Problem requirements >> Lines containing "Transfer" are to be counted. Report the count alone.

[Dataset items]

• • • • •

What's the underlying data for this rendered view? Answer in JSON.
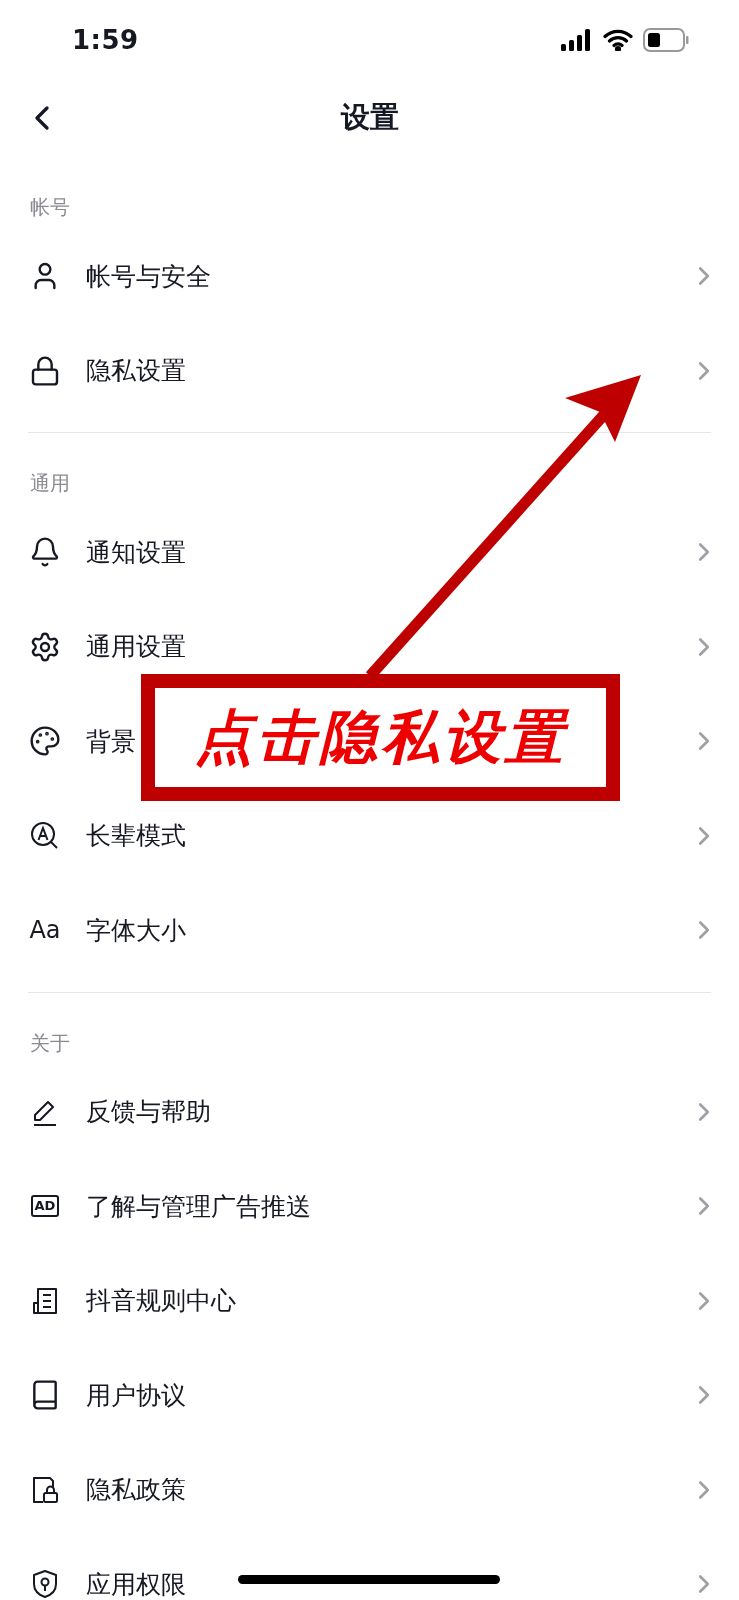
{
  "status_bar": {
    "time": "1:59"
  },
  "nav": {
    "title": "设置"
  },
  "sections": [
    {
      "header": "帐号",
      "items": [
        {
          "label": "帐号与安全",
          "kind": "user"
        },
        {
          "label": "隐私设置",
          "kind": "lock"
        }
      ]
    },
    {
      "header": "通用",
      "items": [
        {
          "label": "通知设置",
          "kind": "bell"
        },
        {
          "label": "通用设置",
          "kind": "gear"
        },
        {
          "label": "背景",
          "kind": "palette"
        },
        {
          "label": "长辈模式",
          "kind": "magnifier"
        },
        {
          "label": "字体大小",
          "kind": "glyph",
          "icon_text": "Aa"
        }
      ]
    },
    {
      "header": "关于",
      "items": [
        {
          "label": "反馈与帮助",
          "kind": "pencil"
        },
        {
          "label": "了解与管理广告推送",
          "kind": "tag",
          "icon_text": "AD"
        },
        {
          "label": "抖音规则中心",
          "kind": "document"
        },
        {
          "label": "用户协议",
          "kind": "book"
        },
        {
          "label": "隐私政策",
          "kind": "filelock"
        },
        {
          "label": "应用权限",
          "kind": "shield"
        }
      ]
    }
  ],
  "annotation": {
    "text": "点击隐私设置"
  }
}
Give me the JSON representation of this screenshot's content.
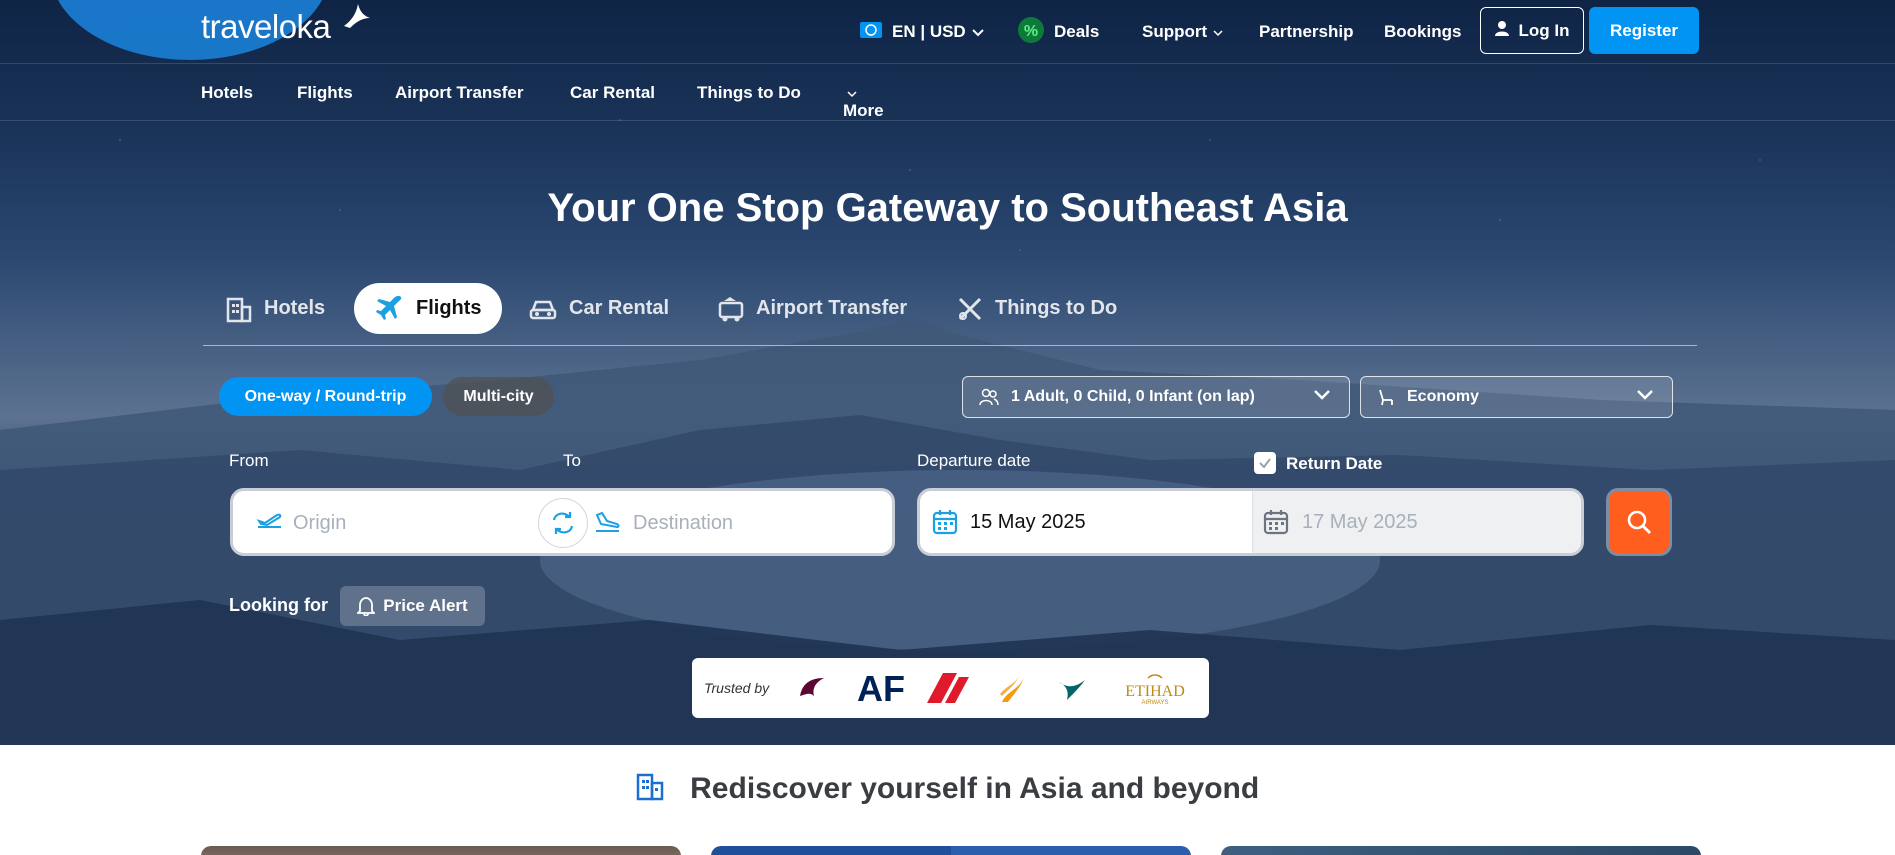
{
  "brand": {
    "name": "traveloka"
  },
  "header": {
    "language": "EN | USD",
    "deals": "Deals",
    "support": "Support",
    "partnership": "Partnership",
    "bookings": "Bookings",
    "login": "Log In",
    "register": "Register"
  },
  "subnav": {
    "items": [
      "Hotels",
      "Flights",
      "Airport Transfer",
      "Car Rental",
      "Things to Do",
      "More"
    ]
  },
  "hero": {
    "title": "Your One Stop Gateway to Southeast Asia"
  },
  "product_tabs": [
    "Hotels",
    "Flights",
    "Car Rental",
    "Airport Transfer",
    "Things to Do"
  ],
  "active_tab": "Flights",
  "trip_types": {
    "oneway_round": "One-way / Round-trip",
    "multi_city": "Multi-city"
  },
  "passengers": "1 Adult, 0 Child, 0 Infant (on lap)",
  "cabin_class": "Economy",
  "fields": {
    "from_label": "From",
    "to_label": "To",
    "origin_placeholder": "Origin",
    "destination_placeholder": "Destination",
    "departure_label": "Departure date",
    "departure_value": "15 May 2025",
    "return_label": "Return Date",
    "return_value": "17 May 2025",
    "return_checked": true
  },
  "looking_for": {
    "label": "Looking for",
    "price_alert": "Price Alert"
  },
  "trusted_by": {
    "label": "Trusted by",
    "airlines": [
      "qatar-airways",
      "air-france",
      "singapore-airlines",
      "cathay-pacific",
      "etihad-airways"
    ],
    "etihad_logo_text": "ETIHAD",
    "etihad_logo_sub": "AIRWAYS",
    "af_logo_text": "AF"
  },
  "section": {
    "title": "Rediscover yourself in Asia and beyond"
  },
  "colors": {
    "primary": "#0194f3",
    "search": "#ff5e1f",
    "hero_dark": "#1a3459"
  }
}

• • • • •

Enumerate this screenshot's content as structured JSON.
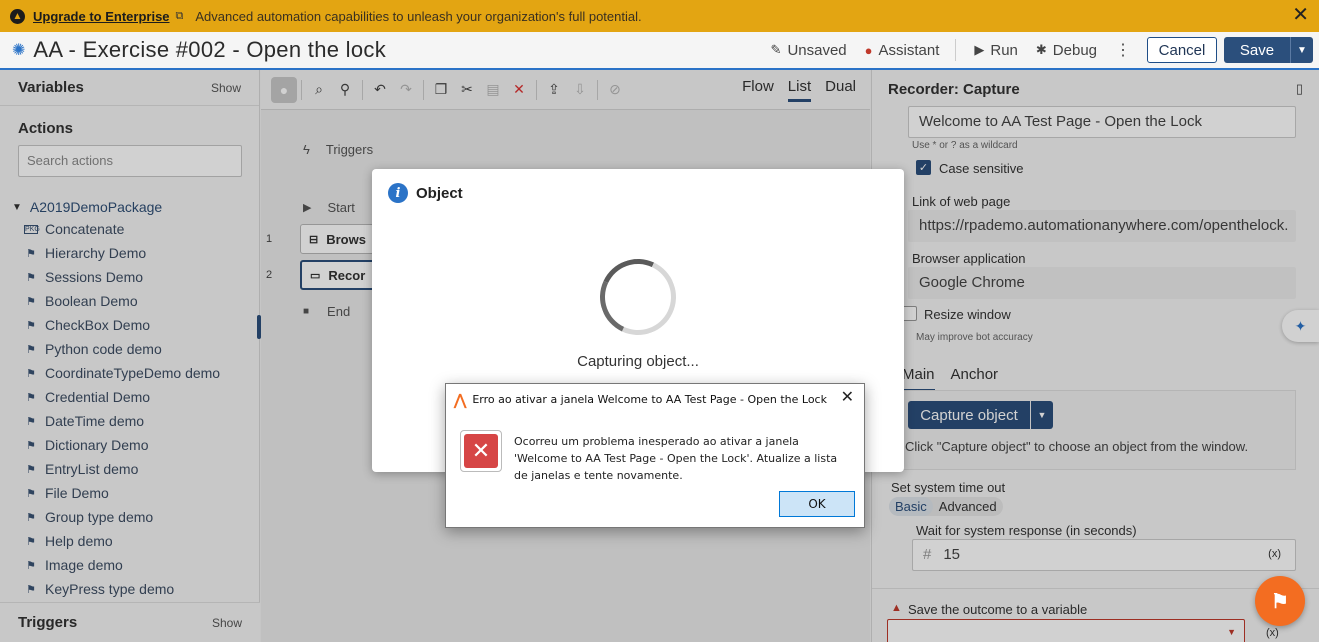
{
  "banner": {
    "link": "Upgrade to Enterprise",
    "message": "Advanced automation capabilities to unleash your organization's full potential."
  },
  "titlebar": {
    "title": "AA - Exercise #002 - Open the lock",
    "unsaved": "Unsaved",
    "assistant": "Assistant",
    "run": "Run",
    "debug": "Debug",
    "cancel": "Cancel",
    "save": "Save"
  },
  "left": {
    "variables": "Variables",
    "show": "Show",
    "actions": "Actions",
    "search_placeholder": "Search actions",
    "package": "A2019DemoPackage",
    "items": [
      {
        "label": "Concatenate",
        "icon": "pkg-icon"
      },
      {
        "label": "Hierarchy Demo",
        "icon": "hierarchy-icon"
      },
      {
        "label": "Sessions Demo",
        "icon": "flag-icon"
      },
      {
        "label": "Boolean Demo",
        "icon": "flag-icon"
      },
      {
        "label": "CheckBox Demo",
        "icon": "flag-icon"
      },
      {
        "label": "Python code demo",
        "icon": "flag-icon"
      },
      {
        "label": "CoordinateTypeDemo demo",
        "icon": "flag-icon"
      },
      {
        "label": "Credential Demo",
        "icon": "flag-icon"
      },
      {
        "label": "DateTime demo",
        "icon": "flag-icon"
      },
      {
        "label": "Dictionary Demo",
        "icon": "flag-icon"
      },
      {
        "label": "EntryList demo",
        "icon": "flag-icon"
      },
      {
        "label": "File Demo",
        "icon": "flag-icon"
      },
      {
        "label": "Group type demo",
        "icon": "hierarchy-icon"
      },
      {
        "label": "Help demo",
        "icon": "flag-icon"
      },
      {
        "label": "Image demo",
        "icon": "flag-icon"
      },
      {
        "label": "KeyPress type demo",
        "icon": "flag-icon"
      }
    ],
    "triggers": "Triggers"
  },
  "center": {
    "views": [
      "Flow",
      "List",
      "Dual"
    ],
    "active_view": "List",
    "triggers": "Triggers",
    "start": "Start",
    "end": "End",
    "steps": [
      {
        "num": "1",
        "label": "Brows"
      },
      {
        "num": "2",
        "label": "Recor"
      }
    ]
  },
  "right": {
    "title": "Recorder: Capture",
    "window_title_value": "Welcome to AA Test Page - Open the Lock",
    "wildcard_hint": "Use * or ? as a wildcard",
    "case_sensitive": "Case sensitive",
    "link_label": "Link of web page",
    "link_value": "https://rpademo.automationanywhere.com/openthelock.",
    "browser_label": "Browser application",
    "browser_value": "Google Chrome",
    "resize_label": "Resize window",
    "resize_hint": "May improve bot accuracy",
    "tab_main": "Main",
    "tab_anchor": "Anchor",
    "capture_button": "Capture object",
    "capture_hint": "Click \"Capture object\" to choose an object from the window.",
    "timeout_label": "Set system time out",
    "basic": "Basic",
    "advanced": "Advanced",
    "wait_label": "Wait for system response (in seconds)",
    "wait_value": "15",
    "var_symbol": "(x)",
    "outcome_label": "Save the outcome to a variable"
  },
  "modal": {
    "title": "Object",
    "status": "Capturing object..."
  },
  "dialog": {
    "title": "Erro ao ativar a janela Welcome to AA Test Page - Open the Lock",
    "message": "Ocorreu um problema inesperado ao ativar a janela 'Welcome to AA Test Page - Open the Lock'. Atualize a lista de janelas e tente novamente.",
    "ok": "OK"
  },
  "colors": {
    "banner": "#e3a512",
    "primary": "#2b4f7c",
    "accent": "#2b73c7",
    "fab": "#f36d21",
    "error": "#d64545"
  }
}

• • • • •

Result of this exercise >> 2